• Records provided:
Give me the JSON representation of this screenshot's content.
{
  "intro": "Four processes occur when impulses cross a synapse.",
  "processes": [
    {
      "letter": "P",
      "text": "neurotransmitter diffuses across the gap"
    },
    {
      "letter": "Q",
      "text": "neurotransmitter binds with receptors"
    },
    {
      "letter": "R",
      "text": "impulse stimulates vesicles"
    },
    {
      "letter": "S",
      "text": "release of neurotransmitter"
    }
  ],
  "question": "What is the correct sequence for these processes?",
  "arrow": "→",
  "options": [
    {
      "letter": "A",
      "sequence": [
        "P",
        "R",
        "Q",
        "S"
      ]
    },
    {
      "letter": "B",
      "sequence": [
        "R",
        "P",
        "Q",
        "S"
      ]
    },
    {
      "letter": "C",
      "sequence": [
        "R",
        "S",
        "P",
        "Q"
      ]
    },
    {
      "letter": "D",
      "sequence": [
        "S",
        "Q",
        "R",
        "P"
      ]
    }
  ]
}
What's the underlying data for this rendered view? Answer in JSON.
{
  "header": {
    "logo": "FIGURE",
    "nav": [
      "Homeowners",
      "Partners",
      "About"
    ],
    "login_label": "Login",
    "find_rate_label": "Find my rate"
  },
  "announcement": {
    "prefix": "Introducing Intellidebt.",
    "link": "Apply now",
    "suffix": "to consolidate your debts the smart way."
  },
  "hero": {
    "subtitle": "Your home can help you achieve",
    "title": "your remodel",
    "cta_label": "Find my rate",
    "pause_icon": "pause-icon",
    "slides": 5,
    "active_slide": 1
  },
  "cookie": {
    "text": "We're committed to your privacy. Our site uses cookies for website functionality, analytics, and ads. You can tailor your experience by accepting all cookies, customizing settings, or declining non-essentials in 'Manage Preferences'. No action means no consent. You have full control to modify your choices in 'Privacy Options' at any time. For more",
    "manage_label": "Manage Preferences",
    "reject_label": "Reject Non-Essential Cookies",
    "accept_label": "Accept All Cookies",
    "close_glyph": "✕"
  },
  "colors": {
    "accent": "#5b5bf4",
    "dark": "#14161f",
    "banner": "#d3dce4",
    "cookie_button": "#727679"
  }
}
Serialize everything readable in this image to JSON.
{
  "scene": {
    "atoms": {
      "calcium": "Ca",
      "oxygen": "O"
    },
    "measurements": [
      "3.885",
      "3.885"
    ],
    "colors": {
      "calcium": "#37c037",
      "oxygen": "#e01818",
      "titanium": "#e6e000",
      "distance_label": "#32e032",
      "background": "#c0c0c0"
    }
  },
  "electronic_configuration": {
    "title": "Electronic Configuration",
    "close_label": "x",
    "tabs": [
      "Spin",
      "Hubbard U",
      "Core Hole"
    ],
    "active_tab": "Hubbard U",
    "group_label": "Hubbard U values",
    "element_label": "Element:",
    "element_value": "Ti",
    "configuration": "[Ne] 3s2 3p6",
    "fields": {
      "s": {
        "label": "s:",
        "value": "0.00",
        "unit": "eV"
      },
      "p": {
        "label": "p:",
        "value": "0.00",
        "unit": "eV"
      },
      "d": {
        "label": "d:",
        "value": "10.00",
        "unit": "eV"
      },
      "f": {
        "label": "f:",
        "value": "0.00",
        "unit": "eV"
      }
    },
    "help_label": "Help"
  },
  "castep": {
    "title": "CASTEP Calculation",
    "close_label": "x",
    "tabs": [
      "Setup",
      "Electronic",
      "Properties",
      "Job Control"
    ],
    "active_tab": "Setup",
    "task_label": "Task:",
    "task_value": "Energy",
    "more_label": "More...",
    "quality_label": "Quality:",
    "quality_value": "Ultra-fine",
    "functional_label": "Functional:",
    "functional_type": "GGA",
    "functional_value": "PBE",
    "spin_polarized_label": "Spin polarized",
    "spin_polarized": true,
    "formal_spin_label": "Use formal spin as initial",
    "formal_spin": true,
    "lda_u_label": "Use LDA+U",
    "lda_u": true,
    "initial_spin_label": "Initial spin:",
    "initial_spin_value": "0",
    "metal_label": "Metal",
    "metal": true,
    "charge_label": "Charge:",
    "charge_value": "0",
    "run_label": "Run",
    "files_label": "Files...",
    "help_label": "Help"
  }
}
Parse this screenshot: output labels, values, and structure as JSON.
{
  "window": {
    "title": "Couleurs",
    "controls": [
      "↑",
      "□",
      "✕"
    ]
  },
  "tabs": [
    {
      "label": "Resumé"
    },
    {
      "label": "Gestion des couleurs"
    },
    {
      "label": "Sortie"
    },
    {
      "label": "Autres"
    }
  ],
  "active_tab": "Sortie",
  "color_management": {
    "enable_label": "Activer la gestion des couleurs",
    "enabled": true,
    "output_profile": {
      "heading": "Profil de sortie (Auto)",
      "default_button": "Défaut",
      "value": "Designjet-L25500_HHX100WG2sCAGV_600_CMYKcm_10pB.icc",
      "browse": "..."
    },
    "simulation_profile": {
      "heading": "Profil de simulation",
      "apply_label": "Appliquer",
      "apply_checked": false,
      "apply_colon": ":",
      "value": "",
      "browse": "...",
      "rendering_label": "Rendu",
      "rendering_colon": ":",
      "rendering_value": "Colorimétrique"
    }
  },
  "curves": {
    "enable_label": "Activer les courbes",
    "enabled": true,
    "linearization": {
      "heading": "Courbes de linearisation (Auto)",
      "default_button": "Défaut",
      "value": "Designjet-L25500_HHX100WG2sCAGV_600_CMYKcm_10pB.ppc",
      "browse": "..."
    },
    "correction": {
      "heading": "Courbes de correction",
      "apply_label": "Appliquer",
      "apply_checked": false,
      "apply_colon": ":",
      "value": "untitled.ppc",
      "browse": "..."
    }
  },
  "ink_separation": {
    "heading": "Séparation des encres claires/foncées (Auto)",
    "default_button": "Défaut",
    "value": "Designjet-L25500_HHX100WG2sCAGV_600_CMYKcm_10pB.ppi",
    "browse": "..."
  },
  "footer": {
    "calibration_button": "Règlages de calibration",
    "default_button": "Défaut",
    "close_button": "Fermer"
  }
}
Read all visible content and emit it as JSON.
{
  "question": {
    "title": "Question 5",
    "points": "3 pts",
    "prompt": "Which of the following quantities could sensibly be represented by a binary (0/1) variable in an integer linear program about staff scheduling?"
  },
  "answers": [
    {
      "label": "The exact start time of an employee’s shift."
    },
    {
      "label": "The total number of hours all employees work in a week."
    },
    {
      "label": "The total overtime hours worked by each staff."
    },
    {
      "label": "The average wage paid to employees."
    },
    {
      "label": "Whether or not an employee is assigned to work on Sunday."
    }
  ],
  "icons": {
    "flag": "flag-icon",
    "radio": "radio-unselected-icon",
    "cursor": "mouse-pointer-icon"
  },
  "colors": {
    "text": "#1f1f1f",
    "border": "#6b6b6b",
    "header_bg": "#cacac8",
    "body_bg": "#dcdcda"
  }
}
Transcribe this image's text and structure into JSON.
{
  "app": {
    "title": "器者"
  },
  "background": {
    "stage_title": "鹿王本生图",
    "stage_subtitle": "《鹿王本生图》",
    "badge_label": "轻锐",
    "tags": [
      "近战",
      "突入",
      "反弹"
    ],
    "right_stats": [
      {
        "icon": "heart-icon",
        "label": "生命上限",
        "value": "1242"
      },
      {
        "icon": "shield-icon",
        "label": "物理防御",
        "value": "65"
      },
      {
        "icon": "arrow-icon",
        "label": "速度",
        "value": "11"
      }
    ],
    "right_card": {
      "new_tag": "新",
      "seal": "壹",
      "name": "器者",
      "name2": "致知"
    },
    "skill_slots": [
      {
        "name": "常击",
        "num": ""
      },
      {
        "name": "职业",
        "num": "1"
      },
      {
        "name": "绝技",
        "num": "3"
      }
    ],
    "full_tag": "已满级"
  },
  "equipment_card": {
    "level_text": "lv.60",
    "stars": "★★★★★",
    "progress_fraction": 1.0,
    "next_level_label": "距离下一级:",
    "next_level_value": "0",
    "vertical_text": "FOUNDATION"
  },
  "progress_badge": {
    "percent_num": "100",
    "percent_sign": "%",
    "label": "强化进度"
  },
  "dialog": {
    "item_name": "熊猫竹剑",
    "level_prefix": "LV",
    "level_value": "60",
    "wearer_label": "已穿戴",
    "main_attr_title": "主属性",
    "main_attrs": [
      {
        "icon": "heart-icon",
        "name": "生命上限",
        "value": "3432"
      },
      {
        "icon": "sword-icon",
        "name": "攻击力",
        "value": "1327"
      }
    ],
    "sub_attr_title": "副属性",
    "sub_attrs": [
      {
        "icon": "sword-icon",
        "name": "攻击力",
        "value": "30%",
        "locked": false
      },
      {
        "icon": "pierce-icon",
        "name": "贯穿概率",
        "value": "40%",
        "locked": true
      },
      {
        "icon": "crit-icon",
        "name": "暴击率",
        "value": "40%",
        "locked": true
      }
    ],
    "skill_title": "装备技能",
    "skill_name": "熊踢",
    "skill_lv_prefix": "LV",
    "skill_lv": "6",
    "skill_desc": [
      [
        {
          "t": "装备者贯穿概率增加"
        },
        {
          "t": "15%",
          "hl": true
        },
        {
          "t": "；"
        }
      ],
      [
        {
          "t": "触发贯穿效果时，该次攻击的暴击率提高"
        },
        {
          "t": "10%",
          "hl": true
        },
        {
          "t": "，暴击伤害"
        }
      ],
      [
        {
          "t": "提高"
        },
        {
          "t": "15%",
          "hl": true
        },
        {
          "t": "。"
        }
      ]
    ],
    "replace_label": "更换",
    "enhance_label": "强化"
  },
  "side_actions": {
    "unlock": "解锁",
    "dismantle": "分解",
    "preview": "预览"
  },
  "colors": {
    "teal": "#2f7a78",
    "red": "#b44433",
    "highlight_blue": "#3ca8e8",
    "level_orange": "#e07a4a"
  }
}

• What the task asks: Wherever the string "this" appears in the entries above, list that line.

• Exercise answer:
Give me the JSON representation of this screenshot's content.
What's the underlying data for this rendered view? Answer in JSON.
Serialize everything readable in this image to JSON.
Parse this screenshot: output labels, values, and structure as JSON.
Transcribe this image's text and structure into JSON.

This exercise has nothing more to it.